[Stored entries]
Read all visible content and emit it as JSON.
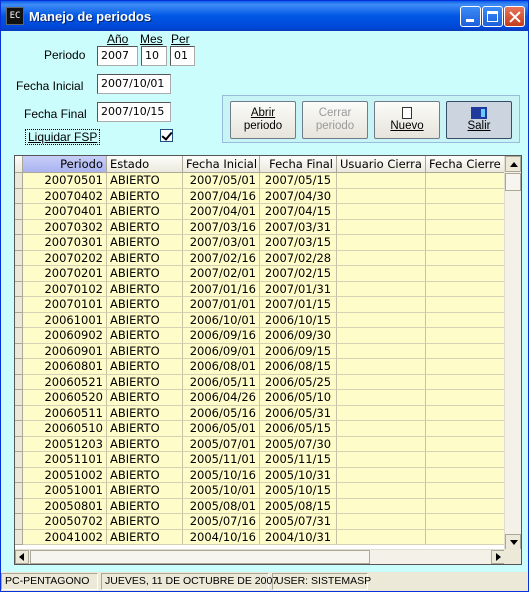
{
  "window": {
    "title": "Manejo de periodos",
    "app_icon": "EC"
  },
  "form": {
    "periodo_label": "Periodo",
    "col_ano": "Año",
    "col_mes": "Mes",
    "col_per": "Per",
    "ano": "2007",
    "mes": "10",
    "per": "01",
    "fecha_inicial_label": "Fecha Inicial",
    "fecha_inicial": "2007/10/01",
    "fecha_final_label": "Fecha Final",
    "fecha_final": "2007/10/15",
    "liquidar_label": "Liquidar FSP",
    "liquidar_checked": true
  },
  "buttons": {
    "abrir_1": "Abrir",
    "abrir_2": "periodo",
    "cerrar_1": "Cerrar",
    "cerrar_2": "periodo",
    "nuevo": "Nuevo",
    "salir": "Salir"
  },
  "grid": {
    "columns": [
      "Periodo",
      "Estado",
      "Fecha Inicial",
      "Fecha Final",
      "Usuario Cierra",
      "Fecha Cierre"
    ],
    "rows": [
      [
        "20070501",
        "ABIERTO",
        "2007/05/01",
        "2007/05/15",
        "",
        ""
      ],
      [
        "20070402",
        "ABIERTO",
        "2007/04/16",
        "2007/04/30",
        "",
        ""
      ],
      [
        "20070401",
        "ABIERTO",
        "2007/04/01",
        "2007/04/15",
        "",
        ""
      ],
      [
        "20070302",
        "ABIERTO",
        "2007/03/16",
        "2007/03/31",
        "",
        ""
      ],
      [
        "20070301",
        "ABIERTO",
        "2007/03/01",
        "2007/03/15",
        "",
        ""
      ],
      [
        "20070202",
        "ABIERTO",
        "2007/02/16",
        "2007/02/28",
        "",
        ""
      ],
      [
        "20070201",
        "ABIERTO",
        "2007/02/01",
        "2007/02/15",
        "",
        ""
      ],
      [
        "20070102",
        "ABIERTO",
        "2007/01/16",
        "2007/01/31",
        "",
        ""
      ],
      [
        "20070101",
        "ABIERTO",
        "2007/01/01",
        "2007/01/15",
        "",
        ""
      ],
      [
        "20061001",
        "ABIERTO",
        "2006/10/01",
        "2006/10/15",
        "",
        ""
      ],
      [
        "20060902",
        "ABIERTO",
        "2006/09/16",
        "2006/09/30",
        "",
        ""
      ],
      [
        "20060901",
        "ABIERTO",
        "2006/09/01",
        "2006/09/15",
        "",
        ""
      ],
      [
        "20060801",
        "ABIERTO",
        "2006/08/01",
        "2006/08/15",
        "",
        ""
      ],
      [
        "20060521",
        "ABIERTO",
        "2006/05/11",
        "2006/05/25",
        "",
        ""
      ],
      [
        "20060520",
        "ABIERTO",
        "2006/04/26",
        "2006/05/10",
        "",
        ""
      ],
      [
        "20060511",
        "ABIERTO",
        "2006/05/16",
        "2006/05/31",
        "",
        ""
      ],
      [
        "20060510",
        "ABIERTO",
        "2006/05/01",
        "2006/05/15",
        "",
        ""
      ],
      [
        "20051203",
        "ABIERTO",
        "2005/07/01",
        "2005/07/30",
        "",
        ""
      ],
      [
        "20051101",
        "ABIERTO",
        "2005/11/01",
        "2005/11/15",
        "",
        ""
      ],
      [
        "20051002",
        "ABIERTO",
        "2005/10/16",
        "2005/10/31",
        "",
        ""
      ],
      [
        "20051001",
        "ABIERTO",
        "2005/10/01",
        "2005/10/15",
        "",
        ""
      ],
      [
        "20050801",
        "ABIERTO",
        "2005/08/01",
        "2005/08/15",
        "",
        ""
      ],
      [
        "20050702",
        "ABIERTO",
        "2005/07/16",
        "2005/07/31",
        "",
        ""
      ],
      [
        "20041002",
        "ABIERTO",
        "2004/10/16",
        "2004/10/31",
        "",
        ""
      ]
    ]
  },
  "status": {
    "computer": "PC-PENTAGONO",
    "date": "JUEVES, 11 DE OCTUBRE DE 2007",
    "user": "USER: SISTEMASP"
  }
}
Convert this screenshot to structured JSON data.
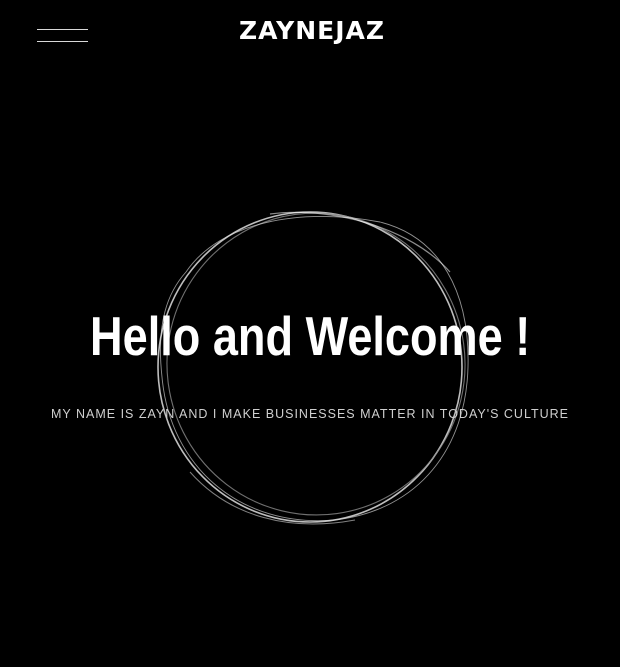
{
  "header": {
    "logo_text": "ZAYNEJAZ",
    "menu_icon": "hamburger-menu-icon"
  },
  "hero": {
    "title": "Hello and Welcome !",
    "subtitle": "MY NAME IS ZAYN AND I MAKE BUSINESSES MATTER IN TODAY'S CULTURE",
    "decoration_icon": "sketched-circle-icon"
  },
  "colors": {
    "background": "#000000",
    "text": "#ffffff",
    "subtitle": "#cfcfcf",
    "circle_stroke": "#bdbdbd"
  }
}
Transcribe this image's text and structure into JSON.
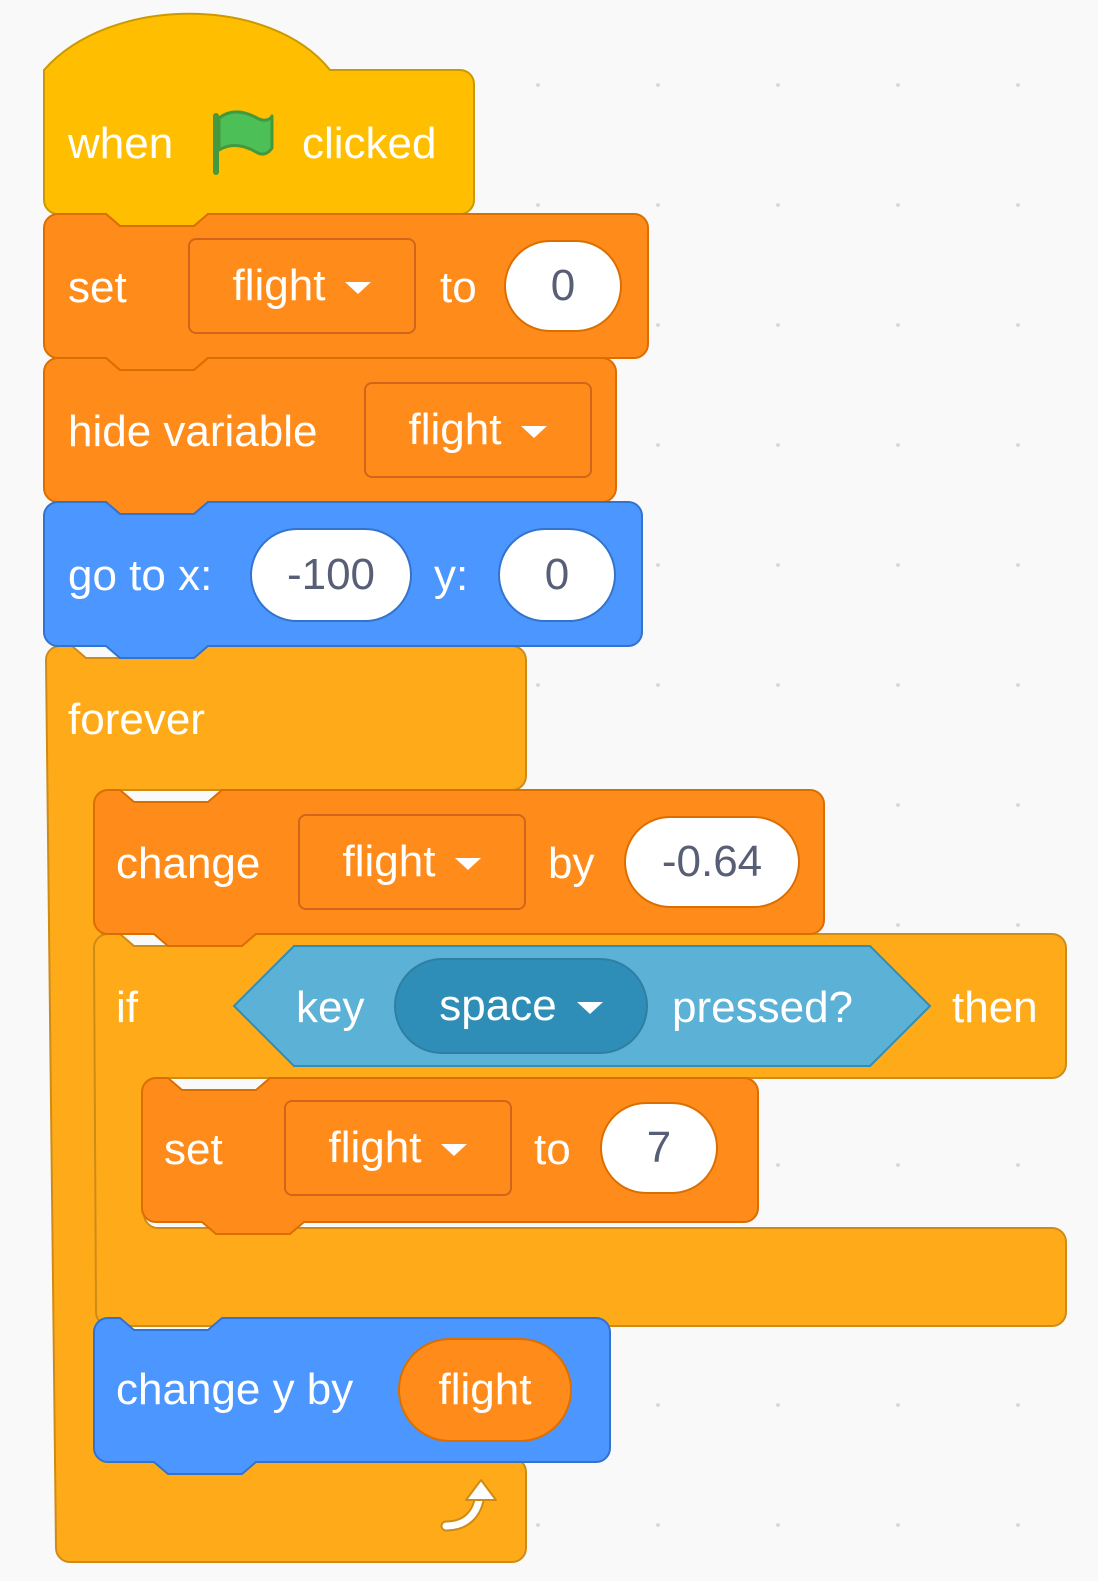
{
  "colors": {
    "events": "#ffbf00",
    "variables": "#ff8c1a",
    "motion": "#4c97ff",
    "control": "#ffab19",
    "sensing": "#5cb1d6",
    "workspace": "#f9f9f9",
    "flag_green": "#4cbf56",
    "input_text": "#575e75"
  },
  "hat_block": {
    "when_label": "when",
    "flag_icon": "green-flag-icon",
    "clicked_label": "clicked"
  },
  "set_block_1": {
    "label": "set",
    "variable": "flight",
    "to_label": "to",
    "value": "0"
  },
  "hide_variable_block": {
    "label": "hide variable",
    "variable": "flight"
  },
  "go_to_block": {
    "label": "go to x:",
    "x_value": "-100",
    "y_label": "y:",
    "y_value": "0"
  },
  "forever_block": {
    "label": "forever",
    "loop_icon": "loop-arrow-icon"
  },
  "change_block": {
    "label": "change",
    "variable": "flight",
    "by_label": "by",
    "value": "-0.64"
  },
  "if_block": {
    "label": "if",
    "then_label": "then",
    "condition": {
      "key_label": "key",
      "key_value": "space",
      "pressed_label": "pressed?"
    }
  },
  "set_block_2": {
    "label": "set",
    "variable": "flight",
    "to_label": "to",
    "value": "7"
  },
  "change_y_block": {
    "label": "change y by",
    "reporter": "flight"
  }
}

**Set task:** Output every entry word for word, but omit the pictures.

**Solution to the exercise:**
Read all visible content and emit it as JSON.
{
  "window": {
    "title": "Manejo de periodos",
    "app_icon": "EC"
  },
  "form": {
    "periodo_label": "Periodo",
    "col_ano": "Año",
    "col_mes": "Mes",
    "col_per": "Per",
    "ano": "2007",
    "mes": "10",
    "per": "01",
    "fecha_inicial_label": "Fecha Inicial",
    "fecha_inicial": "2007/10/01",
    "fecha_final_label": "Fecha Final",
    "fecha_final": "2007/10/15",
    "liquidar_label": "Liquidar FSP",
    "liquidar_checked": true
  },
  "buttons": {
    "abrir_1": "Abrir",
    "abrir_2": "periodo",
    "cerrar_1": "Cerrar",
    "cerrar_2": "periodo",
    "nuevo": "Nuevo",
    "salir": "Salir"
  },
  "grid": {
    "columns": [
      "Periodo",
      "Estado",
      "Fecha Inicial",
      "Fecha Final",
      "Usuario Cierra",
      "Fecha Cierre"
    ],
    "rows": [
      [
        "20070501",
        "ABIERTO",
        "2007/05/01",
        "2007/05/15",
        "",
        ""
      ],
      [
        "20070402",
        "ABIERTO",
        "2007/04/16",
        "2007/04/30",
        "",
        ""
      ],
      [
        "20070401",
        "ABIERTO",
        "2007/04/01",
        "2007/04/15",
        "",
        ""
      ],
      [
        "20070302",
        "ABIERTO",
        "2007/03/16",
        "2007/03/31",
        "",
        ""
      ],
      [
        "20070301",
        "ABIERTO",
        "2007/03/01",
        "2007/03/15",
        "",
        ""
      ],
      [
        "20070202",
        "ABIERTO",
        "2007/02/16",
        "2007/02/28",
        "",
        ""
      ],
      [
        "20070201",
        "ABIERTO",
        "2007/02/01",
        "2007/02/15",
        "",
        ""
      ],
      [
        "20070102",
        "ABIERTO",
        "2007/01/16",
        "2007/01/31",
        "",
        ""
      ],
      [
        "20070101",
        "ABIERTO",
        "2007/01/01",
        "2007/01/15",
        "",
        ""
      ],
      [
        "20061001",
        "ABIERTO",
        "2006/10/01",
        "2006/10/15",
        "",
        ""
      ],
      [
        "20060902",
        "ABIERTO",
        "2006/09/16",
        "2006/09/30",
        "",
        ""
      ],
      [
        "20060901",
        "ABIERTO",
        "2006/09/01",
        "2006/09/15",
        "",
        ""
      ],
      [
        "20060801",
        "ABIERTO",
        "2006/08/01",
        "2006/08/15",
        "",
        ""
      ],
      [
        "20060521",
        "ABIERTO",
        "2006/05/11",
        "2006/05/25",
        "",
        ""
      ],
      [
        "20060520",
        "ABIERTO",
        "2006/04/26",
        "2006/05/10",
        "",
        ""
      ],
      [
        "20060511",
        "ABIERTO",
        "2006/05/16",
        "2006/05/31",
        "",
        ""
      ],
      [
        "20060510",
        "ABIERTO",
        "2006/05/01",
        "2006/05/15",
        "",
        ""
      ],
      [
        "20051203",
        "ABIERTO",
        "2005/07/01",
        "2005/07/30",
        "",
        ""
      ],
      [
        "20051101",
        "ABIERTO",
        "2005/11/01",
        "2005/11/15",
        "",
        ""
      ],
      [
        "20051002",
        "ABIERTO",
        "2005/10/16",
        "2005/10/31",
        "",
        ""
      ],
      [
        "20051001",
        "ABIERTO",
        "2005/10/01",
        "2005/10/15",
        "",
        ""
      ],
      [
        "20050801",
        "ABIERTO",
        "2005/08/01",
        "2005/08/15",
        "",
        ""
      ],
      [
        "20050702",
        "ABIERTO",
        "2005/07/16",
        "2005/07/31",
        "",
        ""
      ],
      [
        "20041002",
        "ABIERTO",
        "2004/10/16",
        "2004/10/31",
        "",
        ""
      ]
    ]
  },
  "status": {
    "computer": "PC-PENTAGONO",
    "date": "JUEVES, 11 DE OCTUBRE DE 2007",
    "user": "USER: SISTEMASP"
  }
}
Convert this screenshot to structured JSON data.
{
  "header": {
    "logo_text": "ZAYNEJAZ",
    "menu_icon": "hamburger-menu-icon"
  },
  "hero": {
    "title": "Hello and Welcome !",
    "subtitle": "MY NAME IS ZAYN AND I MAKE BUSINESSES MATTER IN TODAY'S CULTURE",
    "decoration_icon": "sketched-circle-icon"
  },
  "colors": {
    "background": "#000000",
    "text": "#ffffff",
    "subtitle": "#cfcfcf",
    "circle_stroke": "#bdbdbd"
  }
}
Transcribe this image's text and structure into JSON.
{
  "colors": {
    "events": "#ffbf00",
    "variables": "#ff8c1a",
    "motion": "#4c97ff",
    "control": "#ffab19",
    "sensing": "#5cb1d6",
    "workspace": "#f9f9f9",
    "flag_green": "#4cbf56",
    "input_text": "#575e75"
  },
  "hat_block": {
    "when_label": "when",
    "flag_icon": "green-flag-icon",
    "clicked_label": "clicked"
  },
  "set_block_1": {
    "label": "set",
    "variable": "flight",
    "to_label": "to",
    "value": "0"
  },
  "hide_variable_block": {
    "label": "hide variable",
    "variable": "flight"
  },
  "go_to_block": {
    "label": "go to x:",
    "x_value": "-100",
    "y_label": "y:",
    "y_value": "0"
  },
  "forever_block": {
    "label": "forever",
    "loop_icon": "loop-arrow-icon"
  },
  "change_block": {
    "label": "change",
    "variable": "flight",
    "by_label": "by",
    "value": "-0.64"
  },
  "if_block": {
    "label": "if",
    "then_label": "then",
    "condition": {
      "key_label": "key",
      "key_value": "space",
      "pressed_label": "pressed?"
    }
  },
  "set_block_2": {
    "label": "set",
    "variable": "flight",
    "to_label": "to",
    "value": "7"
  },
  "change_y_block": {
    "label": "change y by",
    "reporter": "flight"
  }
}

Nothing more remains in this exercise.